INSTRUCTIONS TO FOLLOW: Give only the number of lines in the data that include the string "Gateway".

RECORD EXTRACTS:
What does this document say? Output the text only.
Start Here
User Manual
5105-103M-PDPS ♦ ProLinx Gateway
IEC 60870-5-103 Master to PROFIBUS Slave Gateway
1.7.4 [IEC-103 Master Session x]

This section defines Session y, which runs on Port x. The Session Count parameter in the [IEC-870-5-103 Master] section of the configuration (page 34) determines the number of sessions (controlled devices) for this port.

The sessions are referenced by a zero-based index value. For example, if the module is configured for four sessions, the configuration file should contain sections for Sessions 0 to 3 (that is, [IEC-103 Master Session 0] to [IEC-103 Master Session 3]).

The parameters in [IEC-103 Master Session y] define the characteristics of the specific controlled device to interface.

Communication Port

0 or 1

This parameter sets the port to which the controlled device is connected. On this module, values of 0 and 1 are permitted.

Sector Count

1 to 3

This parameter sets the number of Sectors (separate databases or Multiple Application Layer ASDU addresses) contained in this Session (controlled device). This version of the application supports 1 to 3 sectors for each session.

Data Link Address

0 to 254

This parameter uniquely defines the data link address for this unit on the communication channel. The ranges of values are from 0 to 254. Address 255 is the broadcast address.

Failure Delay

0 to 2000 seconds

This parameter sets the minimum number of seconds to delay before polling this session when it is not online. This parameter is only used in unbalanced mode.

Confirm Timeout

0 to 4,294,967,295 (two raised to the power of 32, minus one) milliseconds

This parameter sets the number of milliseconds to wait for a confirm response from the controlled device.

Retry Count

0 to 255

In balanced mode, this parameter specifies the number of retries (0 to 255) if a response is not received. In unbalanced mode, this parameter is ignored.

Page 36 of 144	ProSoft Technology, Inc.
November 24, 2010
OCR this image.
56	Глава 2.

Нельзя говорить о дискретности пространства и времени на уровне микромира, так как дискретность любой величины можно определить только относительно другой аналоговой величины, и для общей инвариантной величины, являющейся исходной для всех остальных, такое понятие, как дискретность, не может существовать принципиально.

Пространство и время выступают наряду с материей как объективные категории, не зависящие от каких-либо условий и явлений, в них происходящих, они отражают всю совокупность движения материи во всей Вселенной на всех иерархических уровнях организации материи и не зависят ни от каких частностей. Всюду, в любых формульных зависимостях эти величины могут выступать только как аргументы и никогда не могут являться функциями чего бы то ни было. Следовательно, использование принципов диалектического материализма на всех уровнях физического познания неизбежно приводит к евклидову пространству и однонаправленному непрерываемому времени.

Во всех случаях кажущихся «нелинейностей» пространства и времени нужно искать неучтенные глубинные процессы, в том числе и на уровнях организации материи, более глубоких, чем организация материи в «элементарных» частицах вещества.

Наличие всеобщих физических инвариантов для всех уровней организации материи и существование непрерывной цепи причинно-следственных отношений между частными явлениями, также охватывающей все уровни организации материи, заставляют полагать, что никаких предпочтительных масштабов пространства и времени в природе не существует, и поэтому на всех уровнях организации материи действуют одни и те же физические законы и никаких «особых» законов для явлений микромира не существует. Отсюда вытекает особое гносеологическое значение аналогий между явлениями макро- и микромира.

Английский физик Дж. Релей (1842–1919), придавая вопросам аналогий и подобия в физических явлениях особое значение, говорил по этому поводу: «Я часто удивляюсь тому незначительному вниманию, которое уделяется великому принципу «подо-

RESULT: 2